= Task requirements =
Go through the lines below and copy each one that holds the string "title".

________________________

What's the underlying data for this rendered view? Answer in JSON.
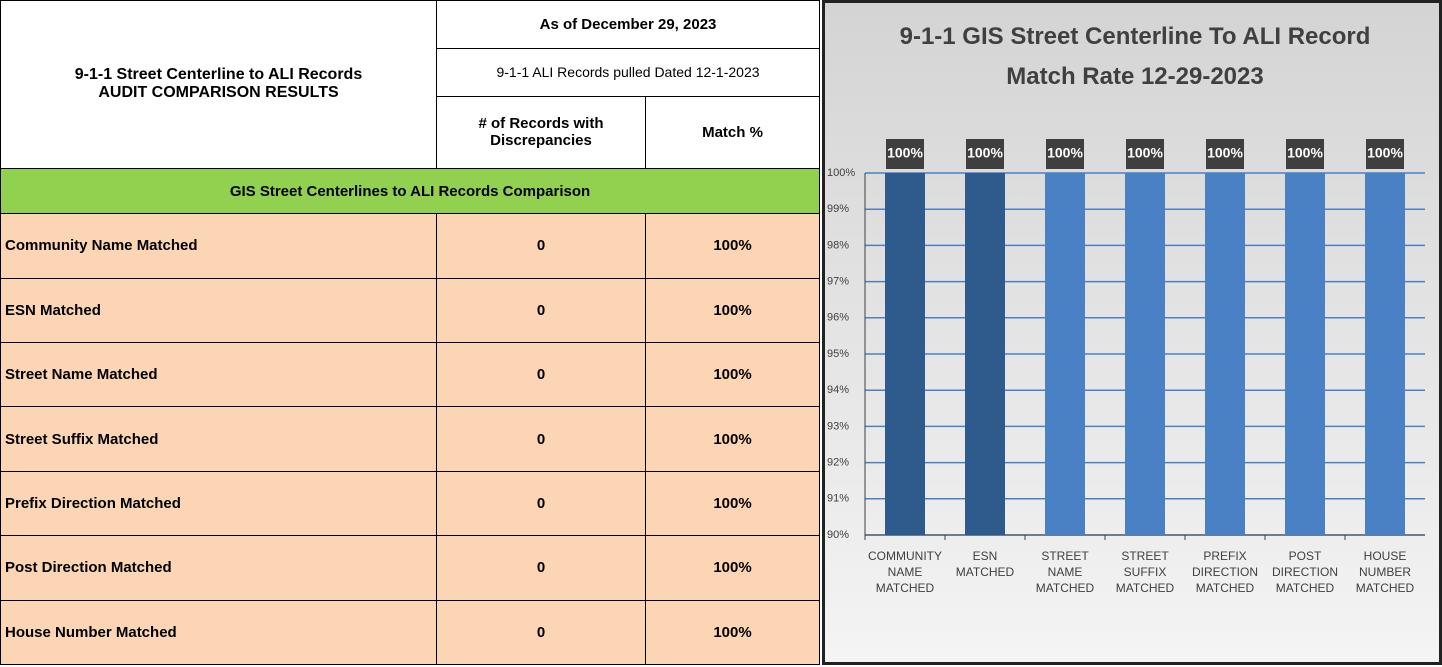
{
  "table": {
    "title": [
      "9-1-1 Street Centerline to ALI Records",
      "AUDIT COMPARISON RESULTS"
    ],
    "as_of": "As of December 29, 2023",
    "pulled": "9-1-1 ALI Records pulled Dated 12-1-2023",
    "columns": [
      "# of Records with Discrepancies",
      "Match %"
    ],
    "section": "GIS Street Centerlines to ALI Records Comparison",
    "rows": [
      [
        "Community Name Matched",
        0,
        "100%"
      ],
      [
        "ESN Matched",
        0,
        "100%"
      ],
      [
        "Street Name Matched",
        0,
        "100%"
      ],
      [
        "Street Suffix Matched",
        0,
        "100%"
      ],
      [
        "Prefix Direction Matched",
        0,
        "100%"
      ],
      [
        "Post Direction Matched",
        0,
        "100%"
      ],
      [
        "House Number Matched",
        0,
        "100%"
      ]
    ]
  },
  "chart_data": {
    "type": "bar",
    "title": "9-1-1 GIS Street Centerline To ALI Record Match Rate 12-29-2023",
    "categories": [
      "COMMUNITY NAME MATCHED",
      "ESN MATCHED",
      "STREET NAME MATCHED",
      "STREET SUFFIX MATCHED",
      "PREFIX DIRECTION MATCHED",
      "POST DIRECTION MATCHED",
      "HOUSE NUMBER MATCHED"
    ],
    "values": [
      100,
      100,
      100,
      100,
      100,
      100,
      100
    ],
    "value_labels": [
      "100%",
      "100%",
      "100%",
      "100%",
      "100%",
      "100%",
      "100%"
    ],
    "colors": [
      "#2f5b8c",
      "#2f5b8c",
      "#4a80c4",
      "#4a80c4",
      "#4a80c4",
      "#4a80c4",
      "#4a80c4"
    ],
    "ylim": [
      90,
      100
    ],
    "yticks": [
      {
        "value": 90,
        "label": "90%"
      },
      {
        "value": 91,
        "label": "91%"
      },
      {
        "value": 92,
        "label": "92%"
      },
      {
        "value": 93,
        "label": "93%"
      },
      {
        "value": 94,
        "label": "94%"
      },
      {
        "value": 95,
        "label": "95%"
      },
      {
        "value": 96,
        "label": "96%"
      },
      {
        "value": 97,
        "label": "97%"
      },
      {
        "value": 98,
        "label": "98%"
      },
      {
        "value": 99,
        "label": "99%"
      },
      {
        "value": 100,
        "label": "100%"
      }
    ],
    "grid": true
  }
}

________________________

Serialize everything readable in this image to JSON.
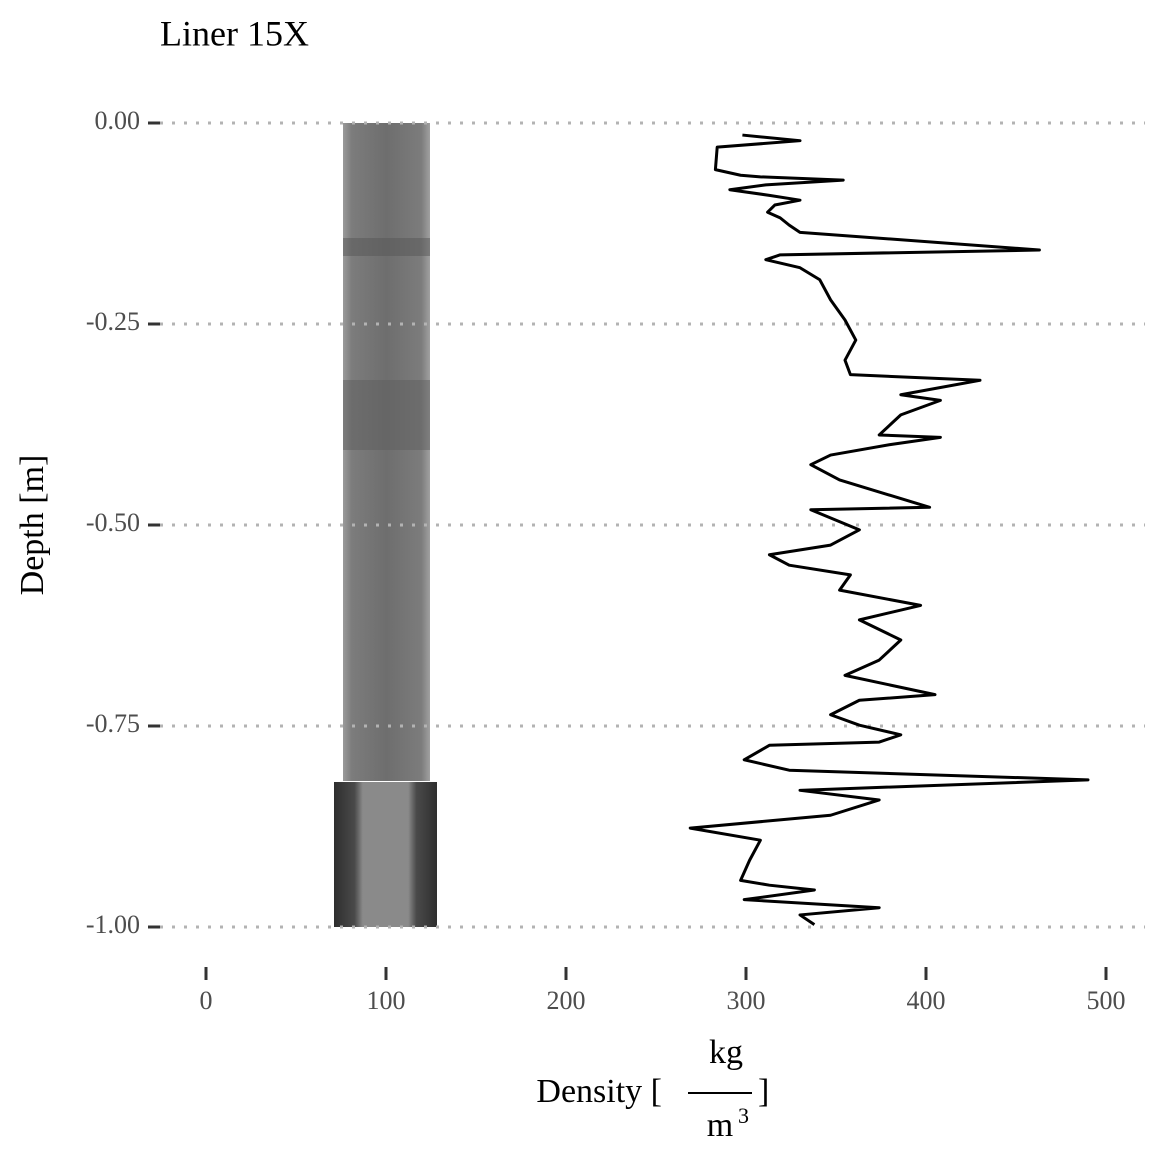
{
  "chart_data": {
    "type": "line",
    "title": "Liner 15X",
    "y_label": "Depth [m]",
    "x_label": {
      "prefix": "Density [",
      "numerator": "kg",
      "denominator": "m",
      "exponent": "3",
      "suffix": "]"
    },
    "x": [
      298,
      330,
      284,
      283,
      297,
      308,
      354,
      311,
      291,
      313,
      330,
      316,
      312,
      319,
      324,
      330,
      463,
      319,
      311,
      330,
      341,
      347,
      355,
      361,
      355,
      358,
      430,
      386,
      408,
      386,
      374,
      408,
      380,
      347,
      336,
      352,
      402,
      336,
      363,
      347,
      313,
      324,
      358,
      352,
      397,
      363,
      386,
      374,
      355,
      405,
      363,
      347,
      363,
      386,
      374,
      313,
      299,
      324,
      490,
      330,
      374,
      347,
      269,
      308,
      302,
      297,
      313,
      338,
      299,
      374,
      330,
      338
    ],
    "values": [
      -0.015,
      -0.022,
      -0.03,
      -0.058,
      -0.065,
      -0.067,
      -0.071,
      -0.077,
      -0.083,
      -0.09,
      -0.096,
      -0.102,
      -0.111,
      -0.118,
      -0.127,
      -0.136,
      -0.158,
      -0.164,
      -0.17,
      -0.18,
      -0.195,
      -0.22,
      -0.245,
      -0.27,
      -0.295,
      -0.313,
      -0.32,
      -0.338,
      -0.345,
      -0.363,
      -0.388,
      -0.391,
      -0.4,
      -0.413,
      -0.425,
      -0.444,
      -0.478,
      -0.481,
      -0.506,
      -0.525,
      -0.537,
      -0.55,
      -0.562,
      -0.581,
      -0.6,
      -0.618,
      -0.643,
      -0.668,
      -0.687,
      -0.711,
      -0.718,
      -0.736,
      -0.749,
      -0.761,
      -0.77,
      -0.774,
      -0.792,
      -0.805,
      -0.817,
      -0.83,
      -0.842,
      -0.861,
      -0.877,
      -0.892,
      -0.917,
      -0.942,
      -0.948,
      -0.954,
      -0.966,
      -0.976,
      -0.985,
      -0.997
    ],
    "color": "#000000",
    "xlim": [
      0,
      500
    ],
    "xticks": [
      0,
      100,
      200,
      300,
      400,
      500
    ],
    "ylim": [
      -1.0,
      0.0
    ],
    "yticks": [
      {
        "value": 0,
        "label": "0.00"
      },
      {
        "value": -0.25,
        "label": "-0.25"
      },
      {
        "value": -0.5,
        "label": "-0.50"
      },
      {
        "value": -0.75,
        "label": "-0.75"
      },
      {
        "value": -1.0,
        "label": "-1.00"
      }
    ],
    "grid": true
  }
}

________________________

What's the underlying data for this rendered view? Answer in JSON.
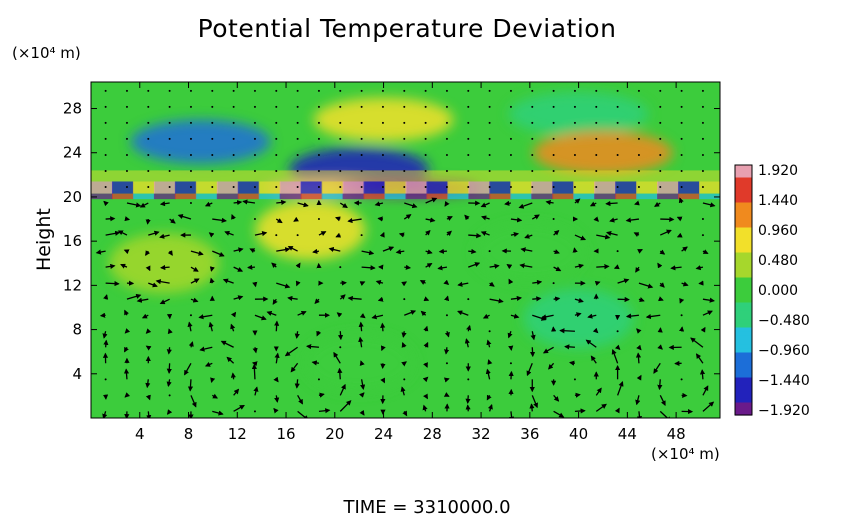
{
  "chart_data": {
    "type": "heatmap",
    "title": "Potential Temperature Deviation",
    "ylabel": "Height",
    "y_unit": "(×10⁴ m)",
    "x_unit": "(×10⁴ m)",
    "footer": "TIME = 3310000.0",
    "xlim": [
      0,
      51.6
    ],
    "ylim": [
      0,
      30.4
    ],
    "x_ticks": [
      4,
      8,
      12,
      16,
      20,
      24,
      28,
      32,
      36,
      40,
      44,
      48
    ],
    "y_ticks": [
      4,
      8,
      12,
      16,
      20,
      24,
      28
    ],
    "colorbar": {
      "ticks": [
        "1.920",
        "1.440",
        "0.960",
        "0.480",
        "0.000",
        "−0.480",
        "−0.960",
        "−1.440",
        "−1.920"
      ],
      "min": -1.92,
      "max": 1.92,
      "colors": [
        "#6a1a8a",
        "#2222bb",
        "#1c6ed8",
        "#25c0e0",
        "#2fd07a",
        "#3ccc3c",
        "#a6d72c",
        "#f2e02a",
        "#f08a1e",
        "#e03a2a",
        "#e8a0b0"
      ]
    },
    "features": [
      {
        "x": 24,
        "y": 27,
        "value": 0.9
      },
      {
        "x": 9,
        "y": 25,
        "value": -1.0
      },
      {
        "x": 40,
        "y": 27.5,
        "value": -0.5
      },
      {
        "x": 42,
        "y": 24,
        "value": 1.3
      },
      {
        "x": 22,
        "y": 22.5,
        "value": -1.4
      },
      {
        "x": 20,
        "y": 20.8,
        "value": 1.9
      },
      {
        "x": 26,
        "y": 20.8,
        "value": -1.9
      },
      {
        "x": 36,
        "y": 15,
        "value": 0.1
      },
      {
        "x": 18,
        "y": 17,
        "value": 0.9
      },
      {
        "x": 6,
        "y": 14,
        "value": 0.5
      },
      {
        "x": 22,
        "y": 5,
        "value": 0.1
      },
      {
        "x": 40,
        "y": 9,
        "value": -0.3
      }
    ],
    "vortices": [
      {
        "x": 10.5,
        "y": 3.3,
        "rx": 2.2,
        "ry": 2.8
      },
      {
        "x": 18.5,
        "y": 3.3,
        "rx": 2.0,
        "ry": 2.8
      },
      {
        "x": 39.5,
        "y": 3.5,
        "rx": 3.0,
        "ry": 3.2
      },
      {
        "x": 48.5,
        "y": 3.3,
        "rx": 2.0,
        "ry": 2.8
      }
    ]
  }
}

________________________

= Expected answer =
    "title": [
    "title": "9-1-1 GIS Street Centerline To ALI Record Match Rate 12-29-2023",
    "title": "Liner 15X",
    "title": "Potential Temperature Deviation",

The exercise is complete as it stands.